- TASK BRIEF
Check each line of the records for "أحمد"; collect those that have it.

————————

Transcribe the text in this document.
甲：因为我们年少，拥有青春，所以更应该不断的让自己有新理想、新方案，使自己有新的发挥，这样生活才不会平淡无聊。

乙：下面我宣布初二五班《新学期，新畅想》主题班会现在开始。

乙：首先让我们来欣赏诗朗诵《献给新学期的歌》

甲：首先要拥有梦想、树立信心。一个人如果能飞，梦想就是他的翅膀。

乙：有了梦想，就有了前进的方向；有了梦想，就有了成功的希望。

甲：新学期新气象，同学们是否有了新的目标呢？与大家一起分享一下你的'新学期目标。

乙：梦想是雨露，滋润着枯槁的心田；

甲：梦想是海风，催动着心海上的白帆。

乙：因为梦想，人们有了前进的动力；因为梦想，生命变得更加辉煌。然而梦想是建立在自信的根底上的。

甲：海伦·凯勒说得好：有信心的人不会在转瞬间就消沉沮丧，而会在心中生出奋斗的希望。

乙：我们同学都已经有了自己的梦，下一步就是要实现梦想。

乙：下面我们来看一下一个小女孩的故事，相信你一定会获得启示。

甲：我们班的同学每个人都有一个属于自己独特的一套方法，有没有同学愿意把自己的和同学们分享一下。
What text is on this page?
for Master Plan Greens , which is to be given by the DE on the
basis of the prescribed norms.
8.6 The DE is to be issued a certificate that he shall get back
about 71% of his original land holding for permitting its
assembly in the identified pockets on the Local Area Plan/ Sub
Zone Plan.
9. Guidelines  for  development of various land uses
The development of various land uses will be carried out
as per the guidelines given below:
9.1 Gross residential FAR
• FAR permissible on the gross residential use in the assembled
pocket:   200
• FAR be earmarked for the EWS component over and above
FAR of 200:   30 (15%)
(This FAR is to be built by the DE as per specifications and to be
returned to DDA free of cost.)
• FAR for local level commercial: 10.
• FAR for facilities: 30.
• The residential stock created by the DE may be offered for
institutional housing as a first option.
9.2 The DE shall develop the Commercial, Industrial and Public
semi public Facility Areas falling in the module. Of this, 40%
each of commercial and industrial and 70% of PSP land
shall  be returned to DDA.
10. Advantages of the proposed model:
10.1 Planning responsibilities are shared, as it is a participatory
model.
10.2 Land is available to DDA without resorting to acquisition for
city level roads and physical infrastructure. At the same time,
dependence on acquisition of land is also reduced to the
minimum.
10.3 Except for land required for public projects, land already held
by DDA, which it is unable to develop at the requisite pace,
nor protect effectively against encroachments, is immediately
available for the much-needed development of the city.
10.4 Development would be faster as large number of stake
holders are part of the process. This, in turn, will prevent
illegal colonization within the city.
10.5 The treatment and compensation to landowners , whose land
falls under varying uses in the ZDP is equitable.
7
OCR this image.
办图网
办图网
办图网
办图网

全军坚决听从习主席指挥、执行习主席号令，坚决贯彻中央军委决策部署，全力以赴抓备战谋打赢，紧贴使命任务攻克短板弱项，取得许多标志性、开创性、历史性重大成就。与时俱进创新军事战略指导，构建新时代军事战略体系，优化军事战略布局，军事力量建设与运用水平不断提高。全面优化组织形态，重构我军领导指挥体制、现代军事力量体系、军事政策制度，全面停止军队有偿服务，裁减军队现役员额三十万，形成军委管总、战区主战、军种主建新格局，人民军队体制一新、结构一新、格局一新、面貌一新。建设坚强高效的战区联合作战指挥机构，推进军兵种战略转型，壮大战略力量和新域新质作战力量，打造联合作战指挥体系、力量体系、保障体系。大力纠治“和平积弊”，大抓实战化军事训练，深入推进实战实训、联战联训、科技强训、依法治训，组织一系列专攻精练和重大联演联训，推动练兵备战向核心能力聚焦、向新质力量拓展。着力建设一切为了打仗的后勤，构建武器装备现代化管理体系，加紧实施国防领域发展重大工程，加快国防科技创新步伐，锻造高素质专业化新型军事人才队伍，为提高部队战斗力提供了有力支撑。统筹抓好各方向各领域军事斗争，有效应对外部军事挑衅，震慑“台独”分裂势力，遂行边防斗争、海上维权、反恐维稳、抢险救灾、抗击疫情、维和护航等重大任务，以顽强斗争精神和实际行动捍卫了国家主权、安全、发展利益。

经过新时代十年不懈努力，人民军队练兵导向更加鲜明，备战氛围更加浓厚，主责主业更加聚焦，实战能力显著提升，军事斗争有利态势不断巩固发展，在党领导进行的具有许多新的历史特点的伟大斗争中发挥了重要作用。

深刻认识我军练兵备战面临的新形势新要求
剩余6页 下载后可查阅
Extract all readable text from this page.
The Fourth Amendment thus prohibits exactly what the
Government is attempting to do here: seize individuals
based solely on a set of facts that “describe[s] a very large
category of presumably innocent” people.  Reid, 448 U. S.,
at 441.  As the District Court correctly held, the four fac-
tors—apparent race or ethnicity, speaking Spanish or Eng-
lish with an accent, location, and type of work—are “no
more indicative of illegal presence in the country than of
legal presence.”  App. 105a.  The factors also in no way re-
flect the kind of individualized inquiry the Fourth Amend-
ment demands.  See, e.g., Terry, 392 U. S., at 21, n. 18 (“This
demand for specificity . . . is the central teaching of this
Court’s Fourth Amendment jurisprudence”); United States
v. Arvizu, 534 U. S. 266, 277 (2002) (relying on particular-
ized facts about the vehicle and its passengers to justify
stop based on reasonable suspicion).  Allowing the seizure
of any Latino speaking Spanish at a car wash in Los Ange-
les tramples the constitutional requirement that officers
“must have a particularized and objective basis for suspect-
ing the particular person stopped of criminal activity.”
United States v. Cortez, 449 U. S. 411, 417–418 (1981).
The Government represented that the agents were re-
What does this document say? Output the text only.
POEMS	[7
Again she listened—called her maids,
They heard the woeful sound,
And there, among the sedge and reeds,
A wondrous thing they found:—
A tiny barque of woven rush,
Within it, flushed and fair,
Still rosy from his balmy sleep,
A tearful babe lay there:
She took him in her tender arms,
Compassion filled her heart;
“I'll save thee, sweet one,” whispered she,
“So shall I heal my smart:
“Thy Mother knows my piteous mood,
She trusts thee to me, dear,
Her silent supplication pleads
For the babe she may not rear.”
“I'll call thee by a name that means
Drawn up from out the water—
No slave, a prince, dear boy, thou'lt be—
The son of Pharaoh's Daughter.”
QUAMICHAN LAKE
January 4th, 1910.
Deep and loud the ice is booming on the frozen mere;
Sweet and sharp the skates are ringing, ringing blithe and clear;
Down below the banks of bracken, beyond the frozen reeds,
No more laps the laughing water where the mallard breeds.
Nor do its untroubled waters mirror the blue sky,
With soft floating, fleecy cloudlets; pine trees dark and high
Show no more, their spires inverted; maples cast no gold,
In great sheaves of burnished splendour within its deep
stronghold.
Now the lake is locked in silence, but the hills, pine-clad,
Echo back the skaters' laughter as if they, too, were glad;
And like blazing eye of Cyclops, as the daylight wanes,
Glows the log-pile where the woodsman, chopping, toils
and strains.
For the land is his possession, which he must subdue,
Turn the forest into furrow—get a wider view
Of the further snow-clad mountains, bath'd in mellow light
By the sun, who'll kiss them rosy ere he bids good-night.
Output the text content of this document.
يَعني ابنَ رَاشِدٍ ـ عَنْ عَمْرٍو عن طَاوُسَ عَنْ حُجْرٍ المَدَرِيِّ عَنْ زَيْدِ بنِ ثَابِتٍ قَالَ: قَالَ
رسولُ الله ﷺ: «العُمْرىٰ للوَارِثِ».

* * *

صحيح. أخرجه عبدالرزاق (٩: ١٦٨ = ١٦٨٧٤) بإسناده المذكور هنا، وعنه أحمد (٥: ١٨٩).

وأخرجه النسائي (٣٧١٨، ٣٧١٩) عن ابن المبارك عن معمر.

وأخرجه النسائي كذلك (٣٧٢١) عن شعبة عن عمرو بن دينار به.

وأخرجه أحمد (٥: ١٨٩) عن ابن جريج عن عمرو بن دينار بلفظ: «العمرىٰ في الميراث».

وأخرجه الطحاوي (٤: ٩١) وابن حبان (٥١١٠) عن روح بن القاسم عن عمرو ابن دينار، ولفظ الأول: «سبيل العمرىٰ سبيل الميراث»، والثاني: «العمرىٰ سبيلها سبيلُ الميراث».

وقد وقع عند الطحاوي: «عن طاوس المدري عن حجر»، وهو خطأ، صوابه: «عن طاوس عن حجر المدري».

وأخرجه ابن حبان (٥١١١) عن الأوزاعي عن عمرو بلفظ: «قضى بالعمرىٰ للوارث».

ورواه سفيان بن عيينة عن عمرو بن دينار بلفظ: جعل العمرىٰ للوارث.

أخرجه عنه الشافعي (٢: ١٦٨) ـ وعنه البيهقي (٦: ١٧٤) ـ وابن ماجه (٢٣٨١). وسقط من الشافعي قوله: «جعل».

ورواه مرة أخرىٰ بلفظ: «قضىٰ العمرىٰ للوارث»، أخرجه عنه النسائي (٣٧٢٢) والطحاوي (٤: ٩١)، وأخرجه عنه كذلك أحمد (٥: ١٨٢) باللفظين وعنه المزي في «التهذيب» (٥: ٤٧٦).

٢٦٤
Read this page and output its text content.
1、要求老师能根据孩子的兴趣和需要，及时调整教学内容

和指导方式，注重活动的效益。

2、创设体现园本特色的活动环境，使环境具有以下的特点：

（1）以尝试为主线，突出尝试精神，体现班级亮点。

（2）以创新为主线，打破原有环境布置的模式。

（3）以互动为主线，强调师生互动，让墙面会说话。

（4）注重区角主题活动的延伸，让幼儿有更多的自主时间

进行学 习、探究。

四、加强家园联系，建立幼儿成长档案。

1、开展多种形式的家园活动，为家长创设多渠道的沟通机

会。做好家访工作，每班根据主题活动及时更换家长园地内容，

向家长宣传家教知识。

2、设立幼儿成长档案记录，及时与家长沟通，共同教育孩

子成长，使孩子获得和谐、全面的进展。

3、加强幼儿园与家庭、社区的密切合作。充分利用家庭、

————————

- WRITTEN REPLY
صحيح. أخرجه عبدالرزاق (٩: ١٦٨ = ١٦٨٧٤) بإسناده المذكور هنا، وعنه أحمد (٥: ١٨٩).
وأخرجه أحمد (٥: ١٨٩) عن ابن جريج عن عمرو بن دينار بلفظ: «العمرىٰ في الميراث».
ورواه مرة أخرىٰ بلفظ: «قضىٰ العمرىٰ للوارث»، أخرجه عنه النسائي (٣٧٢٢) والطحاوي (٤: ٩١)، وأخرجه عنه كذلك أحمد (٥: ١٨٢) باللفظين وعنه المزي في «التهذيب» (٥: ٤٧٦).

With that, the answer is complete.